DESCRIPTION OF THE TASK: Records follow. Copy every line with "cable".

DATA SHOWN:
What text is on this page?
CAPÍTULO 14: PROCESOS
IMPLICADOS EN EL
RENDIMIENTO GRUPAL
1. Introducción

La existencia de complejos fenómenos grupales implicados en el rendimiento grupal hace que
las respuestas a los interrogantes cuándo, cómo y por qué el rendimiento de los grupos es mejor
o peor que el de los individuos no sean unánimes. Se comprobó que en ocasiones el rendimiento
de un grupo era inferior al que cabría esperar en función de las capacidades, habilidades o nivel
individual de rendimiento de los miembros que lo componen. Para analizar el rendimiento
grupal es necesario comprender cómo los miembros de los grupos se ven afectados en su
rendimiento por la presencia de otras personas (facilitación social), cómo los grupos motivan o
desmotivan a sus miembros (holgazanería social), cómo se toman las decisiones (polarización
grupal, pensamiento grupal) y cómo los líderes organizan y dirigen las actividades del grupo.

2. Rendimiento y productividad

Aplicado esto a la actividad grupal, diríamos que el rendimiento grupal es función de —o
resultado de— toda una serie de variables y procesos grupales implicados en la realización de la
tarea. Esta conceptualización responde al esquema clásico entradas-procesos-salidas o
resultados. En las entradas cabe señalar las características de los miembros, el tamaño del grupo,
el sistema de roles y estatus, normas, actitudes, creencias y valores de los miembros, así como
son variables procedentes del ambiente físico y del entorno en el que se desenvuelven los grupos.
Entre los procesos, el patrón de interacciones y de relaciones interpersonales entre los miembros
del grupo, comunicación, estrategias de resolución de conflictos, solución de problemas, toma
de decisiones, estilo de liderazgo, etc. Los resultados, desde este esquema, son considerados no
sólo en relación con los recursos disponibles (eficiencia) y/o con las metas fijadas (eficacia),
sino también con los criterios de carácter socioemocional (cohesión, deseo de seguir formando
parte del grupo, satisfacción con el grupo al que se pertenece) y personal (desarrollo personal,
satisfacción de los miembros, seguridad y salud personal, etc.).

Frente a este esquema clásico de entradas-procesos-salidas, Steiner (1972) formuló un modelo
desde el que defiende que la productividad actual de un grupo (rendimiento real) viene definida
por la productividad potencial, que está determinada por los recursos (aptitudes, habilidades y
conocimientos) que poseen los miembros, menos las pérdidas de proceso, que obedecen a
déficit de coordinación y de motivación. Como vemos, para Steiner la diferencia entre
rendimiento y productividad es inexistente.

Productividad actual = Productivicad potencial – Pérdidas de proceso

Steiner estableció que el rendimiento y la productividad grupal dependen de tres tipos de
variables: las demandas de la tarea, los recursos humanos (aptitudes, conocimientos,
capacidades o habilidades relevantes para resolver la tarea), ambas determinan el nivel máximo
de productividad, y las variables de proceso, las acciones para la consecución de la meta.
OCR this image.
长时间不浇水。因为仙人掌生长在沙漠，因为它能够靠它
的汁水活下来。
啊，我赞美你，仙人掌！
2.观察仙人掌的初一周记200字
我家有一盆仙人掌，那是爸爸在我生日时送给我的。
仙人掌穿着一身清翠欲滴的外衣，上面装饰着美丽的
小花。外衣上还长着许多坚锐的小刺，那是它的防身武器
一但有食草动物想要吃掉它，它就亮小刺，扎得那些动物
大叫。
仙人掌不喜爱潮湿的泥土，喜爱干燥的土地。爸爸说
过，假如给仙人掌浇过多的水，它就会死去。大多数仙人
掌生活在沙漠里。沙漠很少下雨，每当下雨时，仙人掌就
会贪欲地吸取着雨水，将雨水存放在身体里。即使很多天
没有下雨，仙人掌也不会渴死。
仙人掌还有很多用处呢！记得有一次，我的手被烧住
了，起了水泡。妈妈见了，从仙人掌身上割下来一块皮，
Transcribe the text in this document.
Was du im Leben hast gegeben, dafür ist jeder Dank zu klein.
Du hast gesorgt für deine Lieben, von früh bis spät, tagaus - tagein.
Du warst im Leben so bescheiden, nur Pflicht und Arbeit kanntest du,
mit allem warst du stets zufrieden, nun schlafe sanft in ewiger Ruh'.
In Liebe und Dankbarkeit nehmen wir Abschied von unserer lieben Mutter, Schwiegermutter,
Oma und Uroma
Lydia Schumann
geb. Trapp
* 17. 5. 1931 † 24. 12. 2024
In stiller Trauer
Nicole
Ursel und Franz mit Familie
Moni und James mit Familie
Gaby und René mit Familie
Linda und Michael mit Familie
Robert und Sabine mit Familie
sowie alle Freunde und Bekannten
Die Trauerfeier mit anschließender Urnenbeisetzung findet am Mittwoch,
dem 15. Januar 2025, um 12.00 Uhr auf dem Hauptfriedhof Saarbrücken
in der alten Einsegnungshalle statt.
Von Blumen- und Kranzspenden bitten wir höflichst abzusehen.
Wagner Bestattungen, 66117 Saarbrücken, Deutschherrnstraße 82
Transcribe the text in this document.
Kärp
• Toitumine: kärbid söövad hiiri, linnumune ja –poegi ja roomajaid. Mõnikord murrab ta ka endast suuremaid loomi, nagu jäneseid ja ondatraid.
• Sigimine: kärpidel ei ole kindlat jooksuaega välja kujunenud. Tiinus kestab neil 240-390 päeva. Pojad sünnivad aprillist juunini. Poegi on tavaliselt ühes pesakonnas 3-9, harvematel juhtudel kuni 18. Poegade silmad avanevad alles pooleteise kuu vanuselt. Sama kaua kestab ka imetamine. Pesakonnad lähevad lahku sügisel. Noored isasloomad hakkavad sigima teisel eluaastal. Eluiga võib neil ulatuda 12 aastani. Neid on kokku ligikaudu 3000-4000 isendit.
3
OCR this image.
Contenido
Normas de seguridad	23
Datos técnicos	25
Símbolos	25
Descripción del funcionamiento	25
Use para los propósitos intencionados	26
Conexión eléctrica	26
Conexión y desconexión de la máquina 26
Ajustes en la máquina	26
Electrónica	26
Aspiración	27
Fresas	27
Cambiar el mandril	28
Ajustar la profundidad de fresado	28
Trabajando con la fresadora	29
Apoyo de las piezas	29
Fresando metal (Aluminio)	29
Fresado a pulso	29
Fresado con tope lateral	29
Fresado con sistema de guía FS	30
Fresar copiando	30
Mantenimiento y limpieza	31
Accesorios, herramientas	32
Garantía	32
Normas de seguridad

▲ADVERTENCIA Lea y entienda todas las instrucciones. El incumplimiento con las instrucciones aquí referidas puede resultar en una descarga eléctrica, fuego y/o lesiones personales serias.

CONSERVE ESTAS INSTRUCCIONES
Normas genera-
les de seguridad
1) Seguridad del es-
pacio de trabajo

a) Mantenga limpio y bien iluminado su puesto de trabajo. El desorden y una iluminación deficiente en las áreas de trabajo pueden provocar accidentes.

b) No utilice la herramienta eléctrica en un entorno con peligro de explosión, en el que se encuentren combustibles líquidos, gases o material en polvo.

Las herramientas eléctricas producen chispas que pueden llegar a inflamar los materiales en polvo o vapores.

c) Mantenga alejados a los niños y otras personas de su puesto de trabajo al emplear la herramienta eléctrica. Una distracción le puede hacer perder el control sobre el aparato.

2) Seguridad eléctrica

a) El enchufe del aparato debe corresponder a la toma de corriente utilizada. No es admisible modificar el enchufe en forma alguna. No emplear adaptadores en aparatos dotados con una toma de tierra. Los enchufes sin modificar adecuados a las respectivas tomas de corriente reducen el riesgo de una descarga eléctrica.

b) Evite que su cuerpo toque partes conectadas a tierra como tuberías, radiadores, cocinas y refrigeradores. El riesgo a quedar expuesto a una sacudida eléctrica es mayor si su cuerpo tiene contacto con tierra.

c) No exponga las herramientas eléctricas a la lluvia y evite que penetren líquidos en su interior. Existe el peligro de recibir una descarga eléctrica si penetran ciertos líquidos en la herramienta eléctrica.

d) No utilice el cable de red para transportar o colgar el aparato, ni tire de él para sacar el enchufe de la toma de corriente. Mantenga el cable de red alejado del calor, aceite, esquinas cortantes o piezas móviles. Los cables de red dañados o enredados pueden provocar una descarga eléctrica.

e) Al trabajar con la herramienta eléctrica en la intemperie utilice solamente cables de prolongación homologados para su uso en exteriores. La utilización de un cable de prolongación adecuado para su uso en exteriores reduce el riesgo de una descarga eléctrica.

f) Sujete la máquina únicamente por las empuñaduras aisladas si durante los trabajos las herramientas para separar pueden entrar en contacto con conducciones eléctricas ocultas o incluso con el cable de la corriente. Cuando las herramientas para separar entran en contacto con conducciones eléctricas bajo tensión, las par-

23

WRITTEN SOLUTION:
d) No utilice el cable de red para transportar o colgar el aparato, ni tire de él para sacar el enchufe de la toma de corriente. Mantenga el cable de red alejado del calor, aceite, esquinas cortantes o piezas móviles. Los cables de red dañados o enredados pueden provocar una descarga eléctrica.
e) Al trabajar con la herramienta eléctrica en la intemperie utilice solamente cables de prolongación homologados para su uso en exteriores. La utilización de un cable de prolongación adecuado para su uso en exteriores reduce el riesgo de una descarga eléctrica.
f) Sujete la máquina únicamente por las empuñaduras aisladas si durante los trabajos las herramientas para separar pueden entrar en contacto con conducciones eléctricas ocultas o incluso con el cable de la corriente. Cuando las herramientas para separar entran en contacto con conducciones eléctricas bajo tensión, las par-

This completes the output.